▸ Written problem
Transcribe verbatim every line from the line containing "Convert this screenshot" to the end of the entries, including both endpoints. Output nothing beyond those lines.

[Figure record listings]
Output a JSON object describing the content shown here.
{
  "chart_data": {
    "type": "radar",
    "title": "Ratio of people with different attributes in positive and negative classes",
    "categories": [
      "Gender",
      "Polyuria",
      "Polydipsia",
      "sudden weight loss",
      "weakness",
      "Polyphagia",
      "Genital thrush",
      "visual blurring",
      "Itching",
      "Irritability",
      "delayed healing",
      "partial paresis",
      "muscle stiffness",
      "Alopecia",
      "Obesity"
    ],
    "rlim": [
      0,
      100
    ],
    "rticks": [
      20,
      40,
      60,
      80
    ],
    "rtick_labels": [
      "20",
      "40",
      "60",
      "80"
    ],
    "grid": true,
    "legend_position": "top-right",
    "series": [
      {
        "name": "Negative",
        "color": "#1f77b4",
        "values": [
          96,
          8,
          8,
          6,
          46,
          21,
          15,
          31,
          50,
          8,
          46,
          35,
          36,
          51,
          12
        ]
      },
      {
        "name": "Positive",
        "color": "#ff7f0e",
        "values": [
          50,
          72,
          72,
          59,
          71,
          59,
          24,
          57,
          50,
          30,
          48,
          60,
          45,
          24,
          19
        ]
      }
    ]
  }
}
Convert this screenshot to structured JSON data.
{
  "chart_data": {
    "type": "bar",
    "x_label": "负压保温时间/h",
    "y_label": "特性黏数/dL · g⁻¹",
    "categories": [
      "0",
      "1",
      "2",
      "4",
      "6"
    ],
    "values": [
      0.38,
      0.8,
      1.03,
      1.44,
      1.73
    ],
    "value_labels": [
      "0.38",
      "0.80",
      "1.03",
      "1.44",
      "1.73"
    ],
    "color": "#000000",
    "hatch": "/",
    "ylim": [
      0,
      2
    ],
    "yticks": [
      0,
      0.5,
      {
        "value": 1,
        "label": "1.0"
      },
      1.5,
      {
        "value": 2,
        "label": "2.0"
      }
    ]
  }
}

▸ Output below
Convert this screenshot to structured JSON data.
{
  "chart_data": {
    "type": "bar",
    "x_label": "负压保温时间/h",
    "y_label": "特性黏数/dL · g⁻¹",
    "categories": [
      "0",
      "1",
      "2",
      "4",
      "6"
    ],
    "values": [
      0.38,
      0.8,
      1.03,
      1.44,
      1.73
    ],
    "value_labels": [
      "0.38",
      "0.80",
      "1.03",
      "1.44",
      "1.73"
    ],
    "color": "#000000",
    "hatch": "/",
    "ylim": [
      0,
      2
    ],
    "yticks": [
      0,
      0.5,
      {
        "value": 1,
        "label": "1.0"
      },
      1.5,
      {
        "value": 2,
        "label": "2.0"
      }
    ]
  }
}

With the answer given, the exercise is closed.